# OBJECTIVE
Every line below that holds the string "name" should be copied out.
==== RECORDS SHOWN
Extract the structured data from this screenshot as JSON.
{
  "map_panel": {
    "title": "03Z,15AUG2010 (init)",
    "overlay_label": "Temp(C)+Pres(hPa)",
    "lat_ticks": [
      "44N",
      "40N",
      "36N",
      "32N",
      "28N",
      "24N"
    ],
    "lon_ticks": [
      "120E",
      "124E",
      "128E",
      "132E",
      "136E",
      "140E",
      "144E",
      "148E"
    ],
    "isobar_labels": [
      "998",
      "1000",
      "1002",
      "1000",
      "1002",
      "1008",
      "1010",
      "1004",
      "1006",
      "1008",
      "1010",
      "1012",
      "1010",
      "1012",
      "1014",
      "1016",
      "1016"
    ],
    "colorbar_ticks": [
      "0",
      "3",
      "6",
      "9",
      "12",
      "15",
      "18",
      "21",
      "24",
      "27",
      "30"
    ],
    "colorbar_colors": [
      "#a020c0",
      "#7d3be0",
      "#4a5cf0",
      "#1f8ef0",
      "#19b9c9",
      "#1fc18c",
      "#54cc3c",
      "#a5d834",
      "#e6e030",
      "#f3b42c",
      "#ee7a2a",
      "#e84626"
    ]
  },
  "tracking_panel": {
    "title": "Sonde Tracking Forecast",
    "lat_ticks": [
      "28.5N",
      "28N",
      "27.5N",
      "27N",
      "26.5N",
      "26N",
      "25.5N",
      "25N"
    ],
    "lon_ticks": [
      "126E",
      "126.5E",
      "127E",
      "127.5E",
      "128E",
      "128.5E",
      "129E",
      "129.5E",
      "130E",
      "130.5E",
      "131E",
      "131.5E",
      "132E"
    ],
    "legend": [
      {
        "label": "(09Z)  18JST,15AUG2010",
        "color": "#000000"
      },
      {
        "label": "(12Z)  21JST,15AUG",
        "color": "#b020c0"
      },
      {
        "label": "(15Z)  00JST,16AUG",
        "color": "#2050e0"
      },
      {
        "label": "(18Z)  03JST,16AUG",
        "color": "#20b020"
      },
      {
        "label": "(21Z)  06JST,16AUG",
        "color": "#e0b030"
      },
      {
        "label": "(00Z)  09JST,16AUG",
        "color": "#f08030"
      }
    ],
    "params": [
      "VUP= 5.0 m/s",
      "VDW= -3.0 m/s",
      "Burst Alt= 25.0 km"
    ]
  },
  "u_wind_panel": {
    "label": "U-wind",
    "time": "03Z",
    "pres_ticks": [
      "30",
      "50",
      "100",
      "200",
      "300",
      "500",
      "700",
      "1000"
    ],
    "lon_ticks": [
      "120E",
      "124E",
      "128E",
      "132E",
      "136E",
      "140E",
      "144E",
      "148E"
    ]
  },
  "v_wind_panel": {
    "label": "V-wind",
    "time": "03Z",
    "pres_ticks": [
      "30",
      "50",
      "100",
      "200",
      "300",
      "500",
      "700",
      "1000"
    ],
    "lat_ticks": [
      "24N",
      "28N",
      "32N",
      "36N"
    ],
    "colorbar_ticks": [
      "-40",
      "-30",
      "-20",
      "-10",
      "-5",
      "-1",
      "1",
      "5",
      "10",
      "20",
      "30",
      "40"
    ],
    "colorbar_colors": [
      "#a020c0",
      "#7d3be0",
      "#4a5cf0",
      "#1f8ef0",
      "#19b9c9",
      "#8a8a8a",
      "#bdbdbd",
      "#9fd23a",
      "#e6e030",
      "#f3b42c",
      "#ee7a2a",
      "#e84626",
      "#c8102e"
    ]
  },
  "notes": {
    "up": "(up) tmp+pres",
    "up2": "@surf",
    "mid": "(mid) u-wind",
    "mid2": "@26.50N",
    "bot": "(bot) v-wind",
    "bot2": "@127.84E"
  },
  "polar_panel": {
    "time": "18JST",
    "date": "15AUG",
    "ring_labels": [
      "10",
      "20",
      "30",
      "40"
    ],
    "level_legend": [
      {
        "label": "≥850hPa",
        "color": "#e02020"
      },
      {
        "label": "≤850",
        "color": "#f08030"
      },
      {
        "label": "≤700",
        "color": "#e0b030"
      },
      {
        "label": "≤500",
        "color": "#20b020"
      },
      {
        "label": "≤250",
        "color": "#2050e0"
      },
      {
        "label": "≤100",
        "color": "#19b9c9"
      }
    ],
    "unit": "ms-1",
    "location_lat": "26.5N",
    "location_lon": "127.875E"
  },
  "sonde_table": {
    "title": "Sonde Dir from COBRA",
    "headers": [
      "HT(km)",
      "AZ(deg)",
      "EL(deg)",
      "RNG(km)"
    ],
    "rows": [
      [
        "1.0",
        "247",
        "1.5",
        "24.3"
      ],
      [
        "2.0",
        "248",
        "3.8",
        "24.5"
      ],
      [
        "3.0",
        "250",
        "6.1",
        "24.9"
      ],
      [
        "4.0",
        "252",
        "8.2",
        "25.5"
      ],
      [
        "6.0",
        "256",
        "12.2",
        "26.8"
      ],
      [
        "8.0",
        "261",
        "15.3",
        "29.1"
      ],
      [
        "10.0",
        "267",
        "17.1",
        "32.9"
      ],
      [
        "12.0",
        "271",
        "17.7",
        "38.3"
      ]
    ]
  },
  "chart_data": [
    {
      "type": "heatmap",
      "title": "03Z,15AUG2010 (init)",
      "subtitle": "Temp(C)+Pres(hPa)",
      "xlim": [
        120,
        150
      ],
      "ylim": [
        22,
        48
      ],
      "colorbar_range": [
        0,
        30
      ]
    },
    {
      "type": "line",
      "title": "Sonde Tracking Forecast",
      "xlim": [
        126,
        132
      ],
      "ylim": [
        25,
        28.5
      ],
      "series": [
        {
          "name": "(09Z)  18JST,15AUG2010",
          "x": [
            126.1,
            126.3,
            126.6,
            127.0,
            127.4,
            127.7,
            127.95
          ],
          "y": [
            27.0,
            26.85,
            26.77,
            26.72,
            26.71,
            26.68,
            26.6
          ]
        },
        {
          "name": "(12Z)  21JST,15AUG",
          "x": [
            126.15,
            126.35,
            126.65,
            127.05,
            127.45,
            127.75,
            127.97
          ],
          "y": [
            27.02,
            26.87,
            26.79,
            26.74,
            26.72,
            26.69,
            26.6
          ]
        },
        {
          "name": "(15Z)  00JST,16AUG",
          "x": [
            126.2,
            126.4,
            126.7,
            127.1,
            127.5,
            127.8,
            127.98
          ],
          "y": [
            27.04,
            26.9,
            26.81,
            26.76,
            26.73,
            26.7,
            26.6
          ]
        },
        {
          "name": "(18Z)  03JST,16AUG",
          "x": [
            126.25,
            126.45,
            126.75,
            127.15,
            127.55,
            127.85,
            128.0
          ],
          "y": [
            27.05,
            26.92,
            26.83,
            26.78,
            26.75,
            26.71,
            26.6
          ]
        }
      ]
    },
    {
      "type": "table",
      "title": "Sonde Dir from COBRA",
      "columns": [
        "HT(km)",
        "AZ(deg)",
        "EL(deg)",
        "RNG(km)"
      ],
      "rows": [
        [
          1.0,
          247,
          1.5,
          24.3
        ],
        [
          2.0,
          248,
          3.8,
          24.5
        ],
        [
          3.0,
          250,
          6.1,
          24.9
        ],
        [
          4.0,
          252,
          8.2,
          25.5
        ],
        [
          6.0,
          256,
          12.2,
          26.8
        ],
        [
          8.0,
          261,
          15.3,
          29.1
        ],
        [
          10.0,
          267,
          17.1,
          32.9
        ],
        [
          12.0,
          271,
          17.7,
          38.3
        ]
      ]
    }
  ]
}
========
==== RECORDS SHOWN
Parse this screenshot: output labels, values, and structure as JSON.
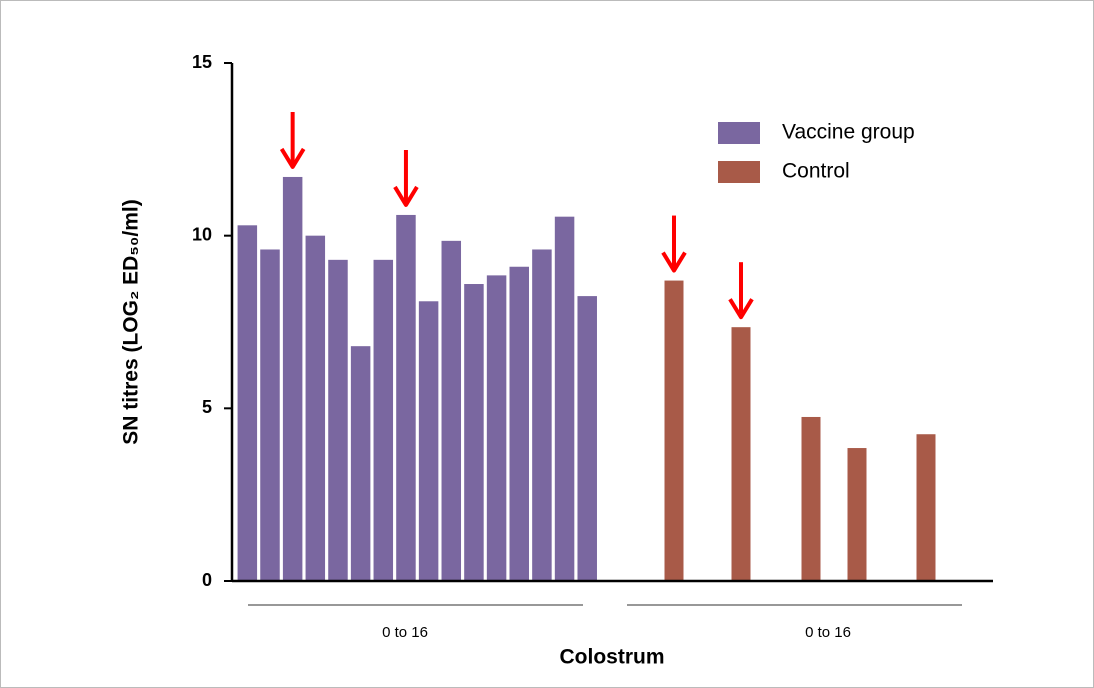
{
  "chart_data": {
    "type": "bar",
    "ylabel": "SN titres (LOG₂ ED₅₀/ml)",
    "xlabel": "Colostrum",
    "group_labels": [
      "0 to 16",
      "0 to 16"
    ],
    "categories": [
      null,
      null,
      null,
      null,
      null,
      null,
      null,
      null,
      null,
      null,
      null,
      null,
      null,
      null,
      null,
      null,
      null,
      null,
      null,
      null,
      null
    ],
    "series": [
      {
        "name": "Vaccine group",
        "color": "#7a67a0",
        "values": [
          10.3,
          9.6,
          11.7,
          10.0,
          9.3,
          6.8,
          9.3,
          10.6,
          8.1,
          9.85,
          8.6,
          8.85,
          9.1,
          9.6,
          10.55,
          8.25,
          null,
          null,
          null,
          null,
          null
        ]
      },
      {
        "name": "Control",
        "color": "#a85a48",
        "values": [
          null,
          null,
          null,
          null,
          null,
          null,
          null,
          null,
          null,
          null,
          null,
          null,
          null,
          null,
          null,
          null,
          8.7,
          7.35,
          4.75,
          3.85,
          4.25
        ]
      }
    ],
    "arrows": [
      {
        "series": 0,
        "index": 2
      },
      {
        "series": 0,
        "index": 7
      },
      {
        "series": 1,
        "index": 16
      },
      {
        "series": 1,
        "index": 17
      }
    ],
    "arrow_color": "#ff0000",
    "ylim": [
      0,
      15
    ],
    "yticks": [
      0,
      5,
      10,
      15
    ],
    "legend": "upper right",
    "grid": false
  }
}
========
# ANSWER TO THIS TASK
          "name": "(09Z)  18JST,15AUG2010",
          "name": "(12Z)  21JST,15AUG",
          "name": "(15Z)  00JST,16AUG",
          "name": "(18Z)  03JST,16AUG",
        "name": "Vaccine group",
        "name": "Control",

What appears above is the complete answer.